Exercise objective:
Copy every line, leaving nothing out and adding nothing.
— START —
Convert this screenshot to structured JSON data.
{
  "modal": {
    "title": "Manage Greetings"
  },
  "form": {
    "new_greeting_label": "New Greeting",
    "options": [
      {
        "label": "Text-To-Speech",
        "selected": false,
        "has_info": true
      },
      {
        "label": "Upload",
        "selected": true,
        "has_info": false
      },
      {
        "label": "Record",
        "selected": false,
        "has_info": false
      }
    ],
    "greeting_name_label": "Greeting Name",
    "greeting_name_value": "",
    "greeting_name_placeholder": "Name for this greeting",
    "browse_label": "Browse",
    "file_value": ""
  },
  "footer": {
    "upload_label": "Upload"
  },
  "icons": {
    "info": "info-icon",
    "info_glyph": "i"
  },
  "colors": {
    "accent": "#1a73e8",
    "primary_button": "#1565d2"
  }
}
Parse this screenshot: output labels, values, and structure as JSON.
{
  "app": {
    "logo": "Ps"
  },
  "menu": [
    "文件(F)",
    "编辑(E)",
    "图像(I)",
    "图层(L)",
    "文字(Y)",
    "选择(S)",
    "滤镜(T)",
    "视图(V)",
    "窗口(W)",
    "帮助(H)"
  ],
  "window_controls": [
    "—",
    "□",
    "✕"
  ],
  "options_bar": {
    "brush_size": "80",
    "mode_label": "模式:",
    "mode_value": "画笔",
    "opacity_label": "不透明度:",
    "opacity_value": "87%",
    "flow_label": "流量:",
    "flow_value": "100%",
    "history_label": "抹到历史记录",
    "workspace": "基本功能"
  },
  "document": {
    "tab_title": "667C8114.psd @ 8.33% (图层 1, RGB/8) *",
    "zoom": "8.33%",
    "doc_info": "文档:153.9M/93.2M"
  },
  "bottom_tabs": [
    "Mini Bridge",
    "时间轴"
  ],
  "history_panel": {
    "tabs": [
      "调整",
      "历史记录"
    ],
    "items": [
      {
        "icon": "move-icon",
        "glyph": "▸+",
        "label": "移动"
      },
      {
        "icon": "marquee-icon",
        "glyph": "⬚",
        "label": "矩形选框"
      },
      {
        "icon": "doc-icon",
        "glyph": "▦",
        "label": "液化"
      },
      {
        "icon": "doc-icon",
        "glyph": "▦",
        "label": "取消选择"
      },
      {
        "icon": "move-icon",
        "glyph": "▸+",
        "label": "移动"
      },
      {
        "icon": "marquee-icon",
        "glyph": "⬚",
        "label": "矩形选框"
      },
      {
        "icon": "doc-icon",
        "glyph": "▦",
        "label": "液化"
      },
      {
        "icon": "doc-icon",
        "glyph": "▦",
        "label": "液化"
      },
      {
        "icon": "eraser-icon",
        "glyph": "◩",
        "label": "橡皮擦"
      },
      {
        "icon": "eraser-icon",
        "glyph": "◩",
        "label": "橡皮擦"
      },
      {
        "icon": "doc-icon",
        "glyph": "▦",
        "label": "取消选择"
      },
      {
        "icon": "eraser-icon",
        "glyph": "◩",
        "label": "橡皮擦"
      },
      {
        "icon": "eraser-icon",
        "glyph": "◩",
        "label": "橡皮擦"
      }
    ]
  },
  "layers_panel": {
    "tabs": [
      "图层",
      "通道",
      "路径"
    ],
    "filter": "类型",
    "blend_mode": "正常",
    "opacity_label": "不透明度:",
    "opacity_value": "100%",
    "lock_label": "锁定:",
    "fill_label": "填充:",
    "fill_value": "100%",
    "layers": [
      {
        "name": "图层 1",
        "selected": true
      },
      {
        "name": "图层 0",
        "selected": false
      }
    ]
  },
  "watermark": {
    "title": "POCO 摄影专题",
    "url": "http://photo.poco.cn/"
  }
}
— END —
Task output:
Convert this screenshot to structured JSON data.
{
  "modal": {
    "title": "Manage Greetings"
  },
  "form": {
    "new_greeting_label": "New Greeting",
    "options": [
      {
        "label": "Text-To-Speech",
        "selected": false,
        "has_info": true
      },
      {
        "label": "Upload",
        "selected": true,
        "has_info": false
      },
      {
        "label": "Record",
        "selected": false,
        "has_info": false
      }
    ],
    "greeting_name_label": "Greeting Name",
    "greeting_name_value": "",
    "greeting_name_placeholder": "Name for this greeting",
    "browse_label": "Browse",
    "file_value": ""
  },
  "footer": {
    "upload_label": "Upload"
  },
  "icons": {
    "info": "info-icon",
    "info_glyph": "i"
  },
  "colors": {
    "accent": "#1a73e8",
    "primary_button": "#1565d2"
  }
}
Parse this screenshot: output labels, values, and structure as JSON.
{
  "app": {
    "logo": "Ps"
  },
  "menu": [
    "文件(F)",
    "编辑(E)",
    "图像(I)",
    "图层(L)",
    "文字(Y)",
    "选择(S)",
    "滤镜(T)",
    "视图(V)",
    "窗口(W)",
    "帮助(H)"
  ],
  "window_controls": [
    "—",
    "□",
    "✕"
  ],
  "options_bar": {
    "brush_size": "80",
    "mode_label": "模式:",
    "mode_value": "画笔",
    "opacity_label": "不透明度:",
    "opacity_value": "87%",
    "flow_label": "流量:",
    "flow_value": "100%",
    "history_label": "抹到历史记录",
    "workspace": "基本功能"
  },
  "document": {
    "tab_title": "667C8114.psd @ 8.33% (图层 1, RGB/8) *",
    "zoom": "8.33%",
    "doc_info": "文档:153.9M/93.2M"
  },
  "bottom_tabs": [
    "Mini Bridge",
    "时间轴"
  ],
  "history_panel": {
    "tabs": [
      "调整",
      "历史记录"
    ],
    "items": [
      {
        "icon": "move-icon",
        "glyph": "▸+",
        "label": "移动"
      },
      {
        "icon": "marquee-icon",
        "glyph": "⬚",
        "label": "矩形选框"
      },
      {
        "icon": "doc-icon",
        "glyph": "▦",
        "label": "液化"
      },
      {
        "icon": "doc-icon",
        "glyph": "▦",
        "label": "取消选择"
      },
      {
        "icon": "move-icon",
        "glyph": "▸+",
        "label": "移动"
      },
      {
        "icon": "marquee-icon",
        "glyph": "⬚",
        "label": "矩形选框"
      },
      {
        "icon": "doc-icon",
        "glyph": "▦",
        "label": "液化"
      },
      {
        "icon": "doc-icon",
        "glyph": "▦",
        "label": "液化"
      },
      {
        "icon": "eraser-icon",
        "glyph": "◩",
        "label": "橡皮擦"
      },
      {
        "icon": "eraser-icon",
        "glyph": "◩",
        "label": "橡皮擦"
      },
      {
        "icon": "doc-icon",
        "glyph": "▦",
        "label": "取消选择"
      },
      {
        "icon": "eraser-icon",
        "glyph": "◩",
        "label": "橡皮擦"
      },
      {
        "icon": "eraser-icon",
        "glyph": "◩",
        "label": "橡皮擦"
      }
    ]
  },
  "layers_panel": {
    "tabs": [
      "图层",
      "通道",
      "路径"
    ],
    "filter": "类型",
    "blend_mode": "正常",
    "opacity_label": "不透明度:",
    "opacity_value": "100%",
    "lock_label": "锁定:",
    "fill_label": "填充:",
    "fill_value": "100%",
    "layers": [
      {
        "name": "图层 1",
        "selected": true
      },
      {
        "name": "图层 0",
        "selected": false
      }
    ]
  },
  "watermark": {
    "title": "POCO 摄影专题",
    "url": "http://photo.poco.cn/"
  }
}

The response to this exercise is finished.